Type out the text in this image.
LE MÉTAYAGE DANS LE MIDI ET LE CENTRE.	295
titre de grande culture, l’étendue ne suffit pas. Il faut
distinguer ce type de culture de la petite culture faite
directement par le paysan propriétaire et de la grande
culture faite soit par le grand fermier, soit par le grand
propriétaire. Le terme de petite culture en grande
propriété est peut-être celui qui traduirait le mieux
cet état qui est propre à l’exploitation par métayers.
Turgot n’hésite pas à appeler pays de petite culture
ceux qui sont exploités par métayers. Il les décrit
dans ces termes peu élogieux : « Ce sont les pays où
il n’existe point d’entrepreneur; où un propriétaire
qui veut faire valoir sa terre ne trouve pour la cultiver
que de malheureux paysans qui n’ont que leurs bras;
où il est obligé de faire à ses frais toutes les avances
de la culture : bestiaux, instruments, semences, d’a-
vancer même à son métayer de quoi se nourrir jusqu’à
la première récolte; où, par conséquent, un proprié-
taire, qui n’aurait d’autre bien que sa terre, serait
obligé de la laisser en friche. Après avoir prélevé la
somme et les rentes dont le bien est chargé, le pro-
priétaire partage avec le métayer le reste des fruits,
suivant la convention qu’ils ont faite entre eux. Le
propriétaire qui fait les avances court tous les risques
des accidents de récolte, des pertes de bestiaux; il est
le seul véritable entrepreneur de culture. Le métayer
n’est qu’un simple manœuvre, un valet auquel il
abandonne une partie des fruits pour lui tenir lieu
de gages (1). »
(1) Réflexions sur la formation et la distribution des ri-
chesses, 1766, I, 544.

• • •

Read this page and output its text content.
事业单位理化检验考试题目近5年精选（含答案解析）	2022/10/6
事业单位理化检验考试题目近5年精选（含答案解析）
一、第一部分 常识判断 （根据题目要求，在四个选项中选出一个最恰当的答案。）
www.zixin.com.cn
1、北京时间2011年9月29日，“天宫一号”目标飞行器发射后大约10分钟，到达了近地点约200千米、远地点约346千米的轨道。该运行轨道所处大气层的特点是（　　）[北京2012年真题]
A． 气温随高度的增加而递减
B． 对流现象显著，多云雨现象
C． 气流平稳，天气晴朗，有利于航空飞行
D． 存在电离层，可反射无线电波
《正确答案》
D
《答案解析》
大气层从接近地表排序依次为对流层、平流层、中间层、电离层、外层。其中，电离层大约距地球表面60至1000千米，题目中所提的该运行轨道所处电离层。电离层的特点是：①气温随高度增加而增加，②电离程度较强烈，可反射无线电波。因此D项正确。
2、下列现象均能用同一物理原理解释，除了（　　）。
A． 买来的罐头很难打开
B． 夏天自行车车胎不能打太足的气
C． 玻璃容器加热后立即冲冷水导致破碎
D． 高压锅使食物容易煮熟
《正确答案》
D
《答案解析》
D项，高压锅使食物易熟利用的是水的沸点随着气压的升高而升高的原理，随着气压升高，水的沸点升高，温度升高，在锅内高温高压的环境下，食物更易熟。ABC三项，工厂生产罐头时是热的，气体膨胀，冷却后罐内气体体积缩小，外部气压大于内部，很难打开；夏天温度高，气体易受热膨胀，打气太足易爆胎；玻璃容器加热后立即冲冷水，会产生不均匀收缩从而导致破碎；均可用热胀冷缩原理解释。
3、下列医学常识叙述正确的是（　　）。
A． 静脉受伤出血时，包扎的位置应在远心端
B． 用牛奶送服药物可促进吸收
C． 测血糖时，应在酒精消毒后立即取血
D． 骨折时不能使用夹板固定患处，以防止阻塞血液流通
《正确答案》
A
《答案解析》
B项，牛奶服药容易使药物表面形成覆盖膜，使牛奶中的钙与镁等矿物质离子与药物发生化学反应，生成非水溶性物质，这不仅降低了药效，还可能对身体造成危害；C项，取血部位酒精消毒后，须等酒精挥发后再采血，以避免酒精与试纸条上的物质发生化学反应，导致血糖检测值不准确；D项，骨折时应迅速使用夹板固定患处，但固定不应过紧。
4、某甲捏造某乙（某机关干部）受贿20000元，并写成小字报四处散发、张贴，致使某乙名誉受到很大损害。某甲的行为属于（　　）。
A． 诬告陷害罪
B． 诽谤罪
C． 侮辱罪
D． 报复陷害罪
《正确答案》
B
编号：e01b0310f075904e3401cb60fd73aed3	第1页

• • •

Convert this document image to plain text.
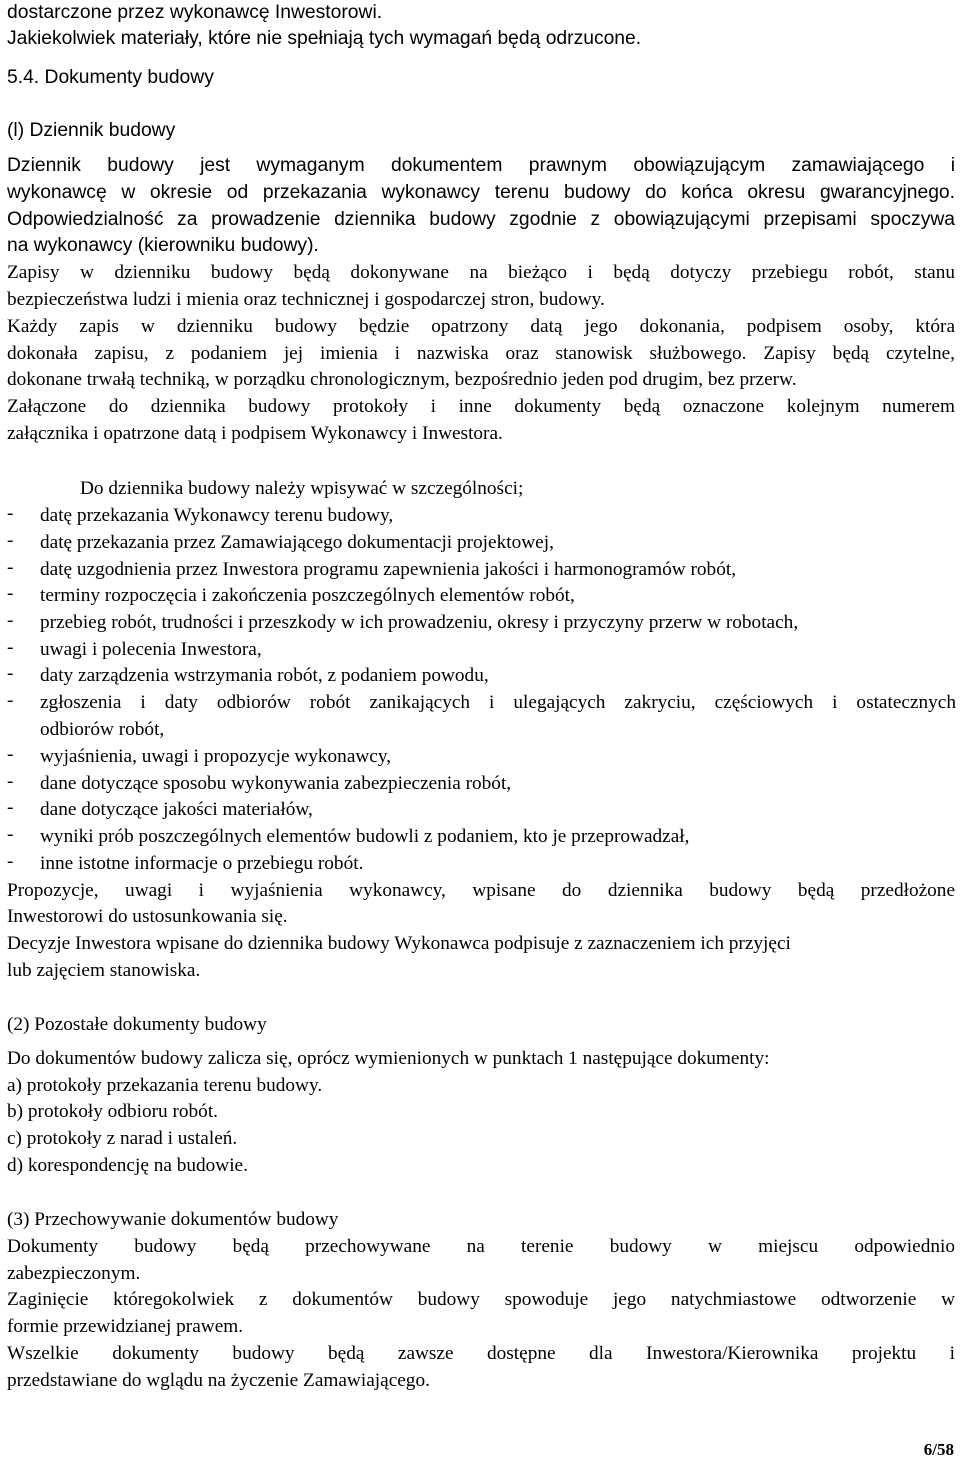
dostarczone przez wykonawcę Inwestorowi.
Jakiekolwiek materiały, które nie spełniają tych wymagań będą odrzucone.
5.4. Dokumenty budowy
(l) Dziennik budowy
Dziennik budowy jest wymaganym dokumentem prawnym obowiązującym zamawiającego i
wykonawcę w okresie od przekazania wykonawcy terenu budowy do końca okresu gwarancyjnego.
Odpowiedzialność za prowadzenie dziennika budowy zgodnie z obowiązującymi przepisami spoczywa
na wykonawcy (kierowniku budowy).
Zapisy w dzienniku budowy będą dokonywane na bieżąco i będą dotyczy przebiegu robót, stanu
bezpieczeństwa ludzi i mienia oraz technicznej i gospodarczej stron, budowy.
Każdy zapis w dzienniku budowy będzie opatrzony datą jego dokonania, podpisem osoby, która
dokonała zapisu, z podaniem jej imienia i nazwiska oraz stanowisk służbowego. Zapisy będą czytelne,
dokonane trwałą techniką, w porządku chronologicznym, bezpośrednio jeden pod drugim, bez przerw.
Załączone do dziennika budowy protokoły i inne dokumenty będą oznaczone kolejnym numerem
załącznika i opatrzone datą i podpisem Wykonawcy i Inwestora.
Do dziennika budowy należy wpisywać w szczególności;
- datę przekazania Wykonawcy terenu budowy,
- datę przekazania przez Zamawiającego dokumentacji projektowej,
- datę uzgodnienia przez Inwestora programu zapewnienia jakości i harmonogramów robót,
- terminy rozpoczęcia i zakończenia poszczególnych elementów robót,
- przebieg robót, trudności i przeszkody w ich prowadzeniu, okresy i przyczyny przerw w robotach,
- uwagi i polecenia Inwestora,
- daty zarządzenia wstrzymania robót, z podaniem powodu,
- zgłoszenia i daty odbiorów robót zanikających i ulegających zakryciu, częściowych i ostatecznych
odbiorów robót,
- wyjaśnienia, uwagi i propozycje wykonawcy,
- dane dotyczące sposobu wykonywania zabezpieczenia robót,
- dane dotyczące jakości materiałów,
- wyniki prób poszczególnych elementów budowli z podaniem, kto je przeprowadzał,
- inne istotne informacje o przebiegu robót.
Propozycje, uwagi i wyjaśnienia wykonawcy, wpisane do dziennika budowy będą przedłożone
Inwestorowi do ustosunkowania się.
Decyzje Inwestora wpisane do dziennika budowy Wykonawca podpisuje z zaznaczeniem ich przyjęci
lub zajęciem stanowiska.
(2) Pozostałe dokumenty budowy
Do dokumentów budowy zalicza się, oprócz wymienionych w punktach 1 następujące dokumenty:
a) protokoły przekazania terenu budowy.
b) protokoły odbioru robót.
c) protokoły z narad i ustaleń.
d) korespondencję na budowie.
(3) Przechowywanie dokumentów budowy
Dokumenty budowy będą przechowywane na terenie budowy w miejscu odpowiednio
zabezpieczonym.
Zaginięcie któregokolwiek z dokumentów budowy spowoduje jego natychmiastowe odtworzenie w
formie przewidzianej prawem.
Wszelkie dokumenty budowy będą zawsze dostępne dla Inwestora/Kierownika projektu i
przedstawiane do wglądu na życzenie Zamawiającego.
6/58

• • •

**Exercise**
Find all lines holding the string "récolte" and copy them.

**Final result**
la première récolte; où, par conséquent, un proprié-
des accidents de récolte, des pertes de bestiaux; il est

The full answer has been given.